» PROBLEM TO WORK ON: Every record must be transcribed in its entirety, apart from the images, which are to be omitted.

Dataset rows:
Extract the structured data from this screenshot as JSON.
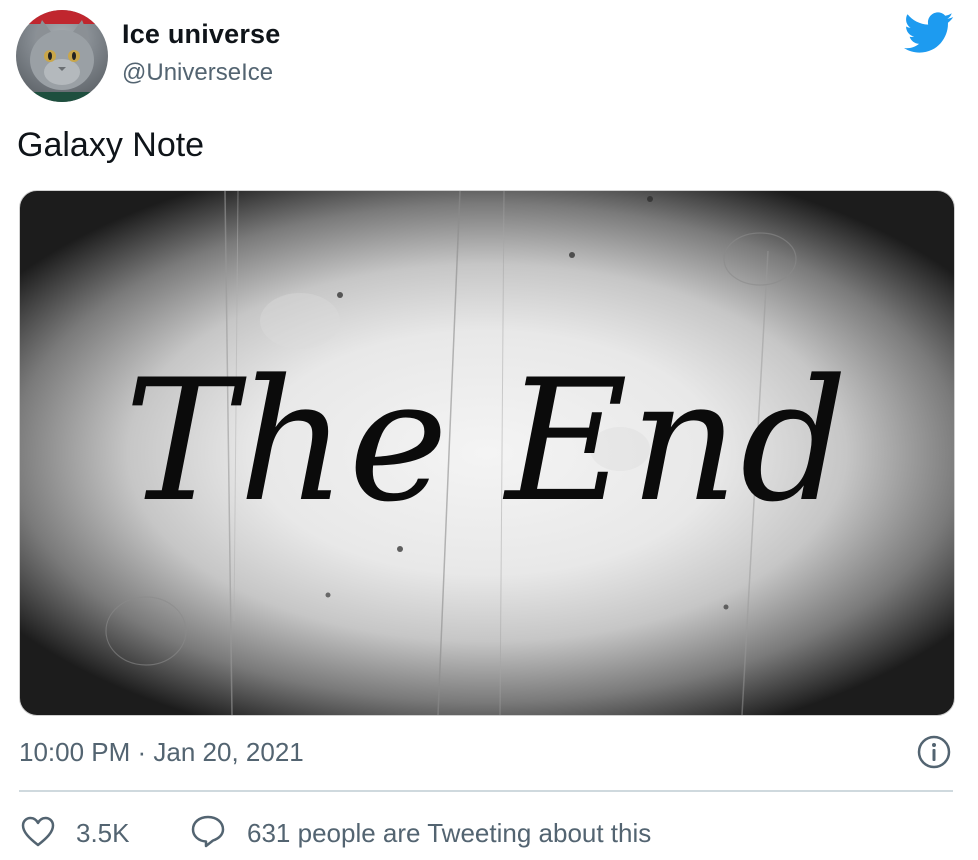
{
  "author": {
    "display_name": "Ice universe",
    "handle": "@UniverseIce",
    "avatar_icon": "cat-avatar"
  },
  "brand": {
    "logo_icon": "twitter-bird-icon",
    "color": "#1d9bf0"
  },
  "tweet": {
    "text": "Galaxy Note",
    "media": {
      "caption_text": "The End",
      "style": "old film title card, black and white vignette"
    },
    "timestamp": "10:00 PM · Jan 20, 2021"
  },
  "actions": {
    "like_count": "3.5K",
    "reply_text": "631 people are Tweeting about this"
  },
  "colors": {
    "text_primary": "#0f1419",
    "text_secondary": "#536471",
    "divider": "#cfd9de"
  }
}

» EXERCISE RESPONSE:
Extract the structured data from this screenshot as JSON.
{
  "author": {
    "display_name": "Ice universe",
    "handle": "@UniverseIce",
    "avatar_icon": "cat-avatar"
  },
  "brand": {
    "logo_icon": "twitter-bird-icon",
    "color": "#1d9bf0"
  },
  "tweet": {
    "text": "Galaxy Note",
    "media": {
      "caption_text": "The End",
      "style": "old film title card, black and white vignette"
    },
    "timestamp": "10:00 PM · Jan 20, 2021"
  },
  "actions": {
    "like_count": "3.5K",
    "reply_text": "631 people are Tweeting about this"
  },
  "colors": {
    "text_primary": "#0f1419",
    "text_secondary": "#536471",
    "divider": "#cfd9de"
  }
}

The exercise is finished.